=== EXTRACTED ENTRIES ===

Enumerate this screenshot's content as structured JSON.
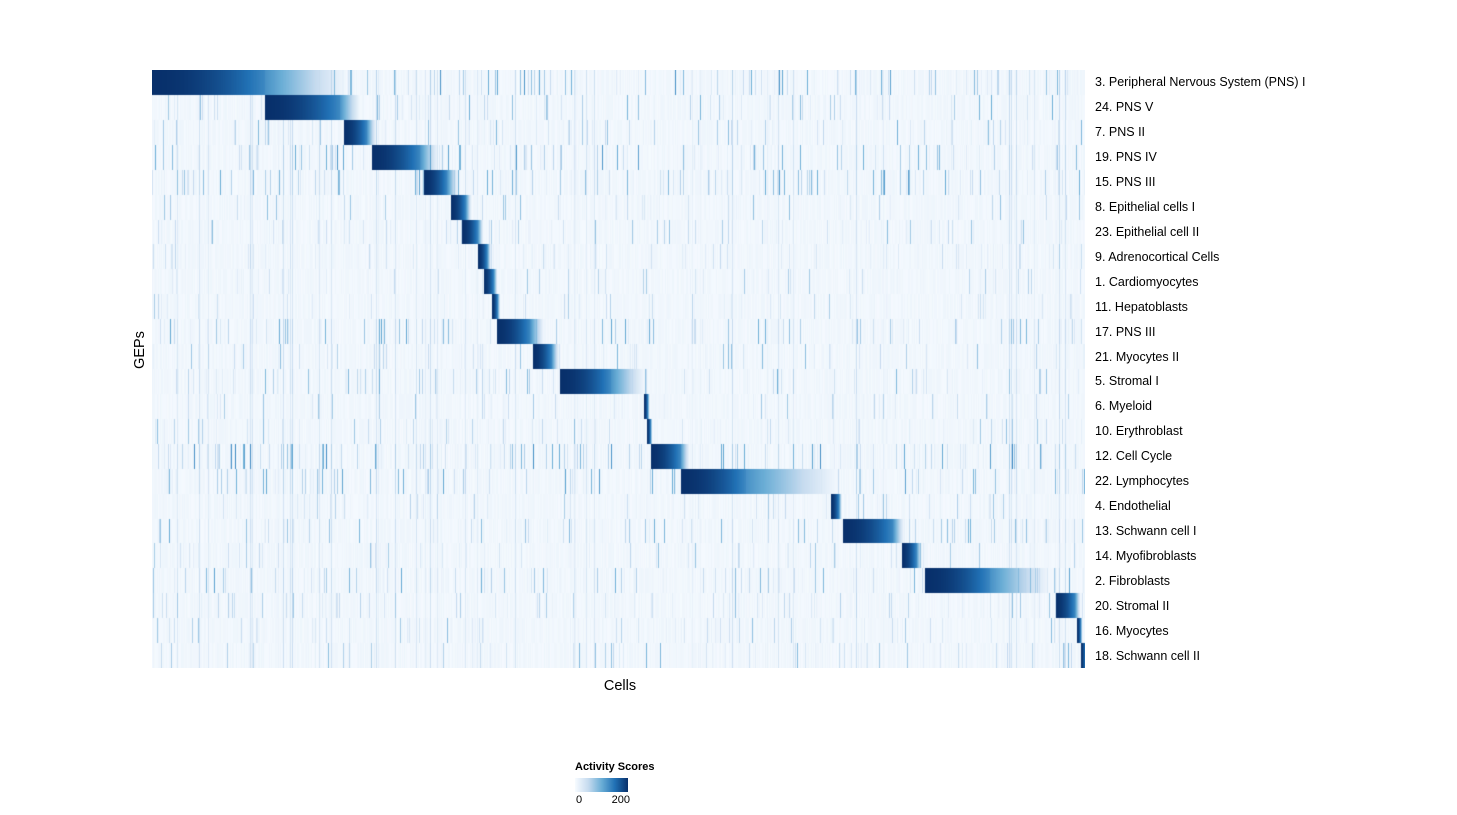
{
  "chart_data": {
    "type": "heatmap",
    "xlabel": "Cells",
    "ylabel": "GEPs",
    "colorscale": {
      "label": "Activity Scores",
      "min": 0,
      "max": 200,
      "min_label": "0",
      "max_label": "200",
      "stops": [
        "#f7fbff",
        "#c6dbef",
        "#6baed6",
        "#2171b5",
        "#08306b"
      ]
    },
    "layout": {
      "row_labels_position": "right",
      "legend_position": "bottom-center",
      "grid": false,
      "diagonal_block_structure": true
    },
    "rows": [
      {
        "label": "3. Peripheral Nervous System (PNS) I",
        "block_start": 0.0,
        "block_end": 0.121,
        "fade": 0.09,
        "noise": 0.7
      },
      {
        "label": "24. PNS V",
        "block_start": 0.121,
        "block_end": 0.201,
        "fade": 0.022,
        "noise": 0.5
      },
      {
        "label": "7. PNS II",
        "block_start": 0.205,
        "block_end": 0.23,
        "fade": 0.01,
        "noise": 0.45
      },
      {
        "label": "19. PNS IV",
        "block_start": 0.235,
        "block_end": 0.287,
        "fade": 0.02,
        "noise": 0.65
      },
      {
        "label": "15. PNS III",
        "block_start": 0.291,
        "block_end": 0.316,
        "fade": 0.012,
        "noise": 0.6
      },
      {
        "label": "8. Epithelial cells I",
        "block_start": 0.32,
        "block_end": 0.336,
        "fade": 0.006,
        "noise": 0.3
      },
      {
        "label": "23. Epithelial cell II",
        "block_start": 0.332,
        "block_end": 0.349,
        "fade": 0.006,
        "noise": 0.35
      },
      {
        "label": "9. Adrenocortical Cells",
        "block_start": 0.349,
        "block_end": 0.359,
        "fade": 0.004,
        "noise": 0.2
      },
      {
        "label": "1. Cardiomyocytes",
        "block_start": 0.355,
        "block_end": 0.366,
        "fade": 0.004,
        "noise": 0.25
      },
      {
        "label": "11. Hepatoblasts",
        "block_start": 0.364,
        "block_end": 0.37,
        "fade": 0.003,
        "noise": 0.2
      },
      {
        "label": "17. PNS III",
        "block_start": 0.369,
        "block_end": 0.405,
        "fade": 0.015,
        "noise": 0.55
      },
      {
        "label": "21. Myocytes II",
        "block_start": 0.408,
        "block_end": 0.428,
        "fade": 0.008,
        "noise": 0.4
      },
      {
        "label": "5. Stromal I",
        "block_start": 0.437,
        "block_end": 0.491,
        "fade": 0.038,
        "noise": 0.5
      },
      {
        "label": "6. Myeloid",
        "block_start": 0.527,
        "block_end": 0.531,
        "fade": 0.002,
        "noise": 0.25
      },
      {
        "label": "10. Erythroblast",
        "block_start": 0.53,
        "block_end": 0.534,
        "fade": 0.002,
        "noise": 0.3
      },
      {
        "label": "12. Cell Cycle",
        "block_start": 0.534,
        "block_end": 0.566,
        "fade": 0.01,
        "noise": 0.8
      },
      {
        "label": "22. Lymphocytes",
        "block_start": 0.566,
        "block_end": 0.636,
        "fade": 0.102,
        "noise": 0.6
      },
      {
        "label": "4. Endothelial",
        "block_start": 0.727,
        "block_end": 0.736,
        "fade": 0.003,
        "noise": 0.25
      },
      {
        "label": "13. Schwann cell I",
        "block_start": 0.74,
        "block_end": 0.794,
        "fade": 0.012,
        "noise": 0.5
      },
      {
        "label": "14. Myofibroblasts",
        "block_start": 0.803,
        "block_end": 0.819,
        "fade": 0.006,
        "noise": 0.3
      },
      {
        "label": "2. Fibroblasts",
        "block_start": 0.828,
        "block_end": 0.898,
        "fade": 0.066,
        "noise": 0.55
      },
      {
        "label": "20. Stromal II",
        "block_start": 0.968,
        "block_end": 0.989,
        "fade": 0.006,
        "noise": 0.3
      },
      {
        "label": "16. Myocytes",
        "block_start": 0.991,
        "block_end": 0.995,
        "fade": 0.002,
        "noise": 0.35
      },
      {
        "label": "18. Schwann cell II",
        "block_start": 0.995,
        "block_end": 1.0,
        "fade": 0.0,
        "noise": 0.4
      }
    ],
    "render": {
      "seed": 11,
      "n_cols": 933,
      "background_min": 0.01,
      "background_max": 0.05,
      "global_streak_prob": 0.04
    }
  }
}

===

• [EXERCISE DIRECTIONS]: Every line that holds the word "Stromal" should be copied from the listing.

• [FINISHED TASK]:
        "label": "5. Stromal I",
        "label": "20. Stromal II",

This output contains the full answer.